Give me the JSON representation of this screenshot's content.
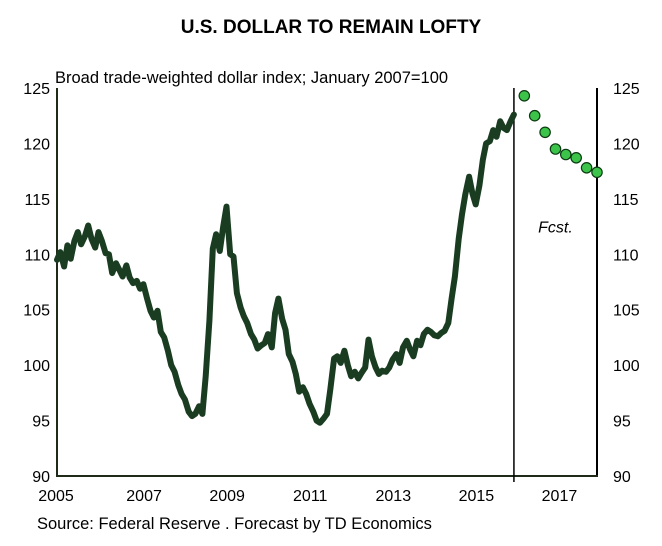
{
  "chart_data": {
    "type": "line",
    "title": "U.S. DOLLAR TO REMAIN LOFTY",
    "subtitle": "Broad trade-weighted dollar index; January 2007=100",
    "source": "Source: Federal Reserve . Forecast by TD Economics",
    "forecast_label": "Fcst.",
    "xlabel": "",
    "ylabel": "",
    "xlim": [
      2005,
      2018
    ],
    "ylim": [
      90,
      125
    ],
    "forecast_start": 2016,
    "x_ticks": [
      "2005",
      "2007",
      "2009",
      "2011",
      "2013",
      "2015",
      "2017"
    ],
    "x_tick_values": [
      2005,
      2007,
      2009,
      2011,
      2013,
      2015,
      2017
    ],
    "y_ticks": [
      "90",
      "95",
      "100",
      "105",
      "110",
      "115",
      "120",
      "125"
    ],
    "y_tick_values": [
      90,
      95,
      100,
      105,
      110,
      115,
      120,
      125
    ],
    "grid": false,
    "colors": {
      "history": "#1a3d22",
      "forecast_fill": "#3cc44a",
      "forecast_stroke": "#0b3a12",
      "axis": "#1f2a18"
    },
    "series": [
      {
        "name": "Broad trade-weighted dollar index",
        "kind": "history",
        "x": [
          2005.0,
          2005.08,
          2005.17,
          2005.25,
          2005.33,
          2005.42,
          2005.5,
          2005.58,
          2005.67,
          2005.75,
          2005.83,
          2005.92,
          2006.0,
          2006.08,
          2006.17,
          2006.25,
          2006.33,
          2006.42,
          2006.5,
          2006.58,
          2006.67,
          2006.75,
          2006.83,
          2006.92,
          2007.0,
          2007.08,
          2007.17,
          2007.25,
          2007.33,
          2007.42,
          2007.5,
          2007.58,
          2007.67,
          2007.75,
          2007.83,
          2007.92,
          2008.0,
          2008.08,
          2008.17,
          2008.25,
          2008.33,
          2008.42,
          2008.5,
          2008.58,
          2008.67,
          2008.75,
          2008.83,
          2008.92,
          2009.0,
          2009.08,
          2009.17,
          2009.25,
          2009.33,
          2009.42,
          2009.5,
          2009.58,
          2009.67,
          2009.75,
          2009.83,
          2009.92,
          2010.0,
          2010.08,
          2010.17,
          2010.25,
          2010.33,
          2010.42,
          2010.5,
          2010.58,
          2010.67,
          2010.75,
          2010.83,
          2010.92,
          2011.0,
          2011.08,
          2011.17,
          2011.25,
          2011.33,
          2011.42,
          2011.5,
          2011.58,
          2011.67,
          2011.75,
          2011.83,
          2011.92,
          2012.0,
          2012.08,
          2012.17,
          2012.25,
          2012.33,
          2012.42,
          2012.5,
          2012.58,
          2012.67,
          2012.75,
          2012.83,
          2012.92,
          2013.0,
          2013.08,
          2013.17,
          2013.25,
          2013.33,
          2013.42,
          2013.5,
          2013.58,
          2013.67,
          2013.75,
          2013.83,
          2013.92,
          2014.0,
          2014.08,
          2014.17,
          2014.25,
          2014.33,
          2014.42,
          2014.5,
          2014.58,
          2014.67,
          2014.75,
          2014.83,
          2014.92,
          2015.0,
          2015.08,
          2015.17,
          2015.25,
          2015.33,
          2015.42,
          2015.5,
          2015.58,
          2015.67,
          2015.75,
          2015.83,
          2015.92,
          2016.0
        ],
        "values": [
          109.5,
          110.2,
          108.9,
          110.8,
          109.6,
          111.2,
          112.0,
          110.9,
          111.6,
          112.6,
          111.4,
          110.6,
          112.0,
          111.2,
          110.1,
          110.0,
          108.3,
          109.2,
          108.6,
          108.0,
          109.0,
          107.9,
          107.4,
          107.6,
          106.9,
          107.3,
          106.0,
          104.9,
          104.3,
          104.9,
          103.0,
          102.5,
          101.3,
          100.0,
          99.4,
          98.2,
          97.4,
          96.9,
          95.8,
          95.4,
          95.6,
          96.3,
          95.6,
          99.0,
          104.0,
          110.5,
          111.8,
          110.3,
          112.5,
          114.3,
          110.0,
          109.8,
          106.5,
          105.2,
          104.4,
          103.8,
          102.8,
          102.3,
          101.5,
          101.8,
          102.0,
          102.8,
          101.6,
          104.7,
          106.0,
          104.2,
          103.2,
          101.0,
          100.3,
          99.2,
          97.6,
          98.0,
          97.4,
          96.5,
          95.8,
          95.0,
          94.8,
          95.2,
          95.6,
          97.8,
          100.6,
          100.8,
          100.2,
          101.3,
          100.0,
          99.0,
          99.4,
          98.8,
          99.3,
          99.8,
          102.3,
          100.8,
          99.8,
          99.2,
          99.5,
          99.4,
          99.8,
          100.5,
          101.0,
          100.2,
          101.6,
          102.2,
          101.4,
          100.8,
          102.2,
          101.8,
          102.8,
          103.2,
          103.0,
          102.7,
          102.6,
          102.9,
          103.1,
          103.8,
          106.0,
          108.0,
          111.4,
          113.6,
          115.4,
          117.0,
          115.5,
          114.5,
          116.2,
          118.5,
          120.0,
          120.2,
          121.2,
          120.6,
          122.0,
          121.4,
          121.2,
          122.0,
          122.6
        ]
      },
      {
        "name": "TD Economics forecast",
        "kind": "forecast",
        "x": [
          2016.25,
          2016.5,
          2016.75,
          2017.0,
          2017.25,
          2017.5,
          2017.75,
          2018.0
        ],
        "values": [
          124.3,
          122.5,
          121.0,
          119.5,
          119.0,
          118.7,
          117.8,
          117.4
        ]
      }
    ]
  }
}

::::::::

Pick out each line containing "index" and report it.

▶ _Reply to the exercise_
    "subtitle": "Broad trade-weighted dollar index; January 2007=100",
        "name": "Broad trade-weighted dollar index",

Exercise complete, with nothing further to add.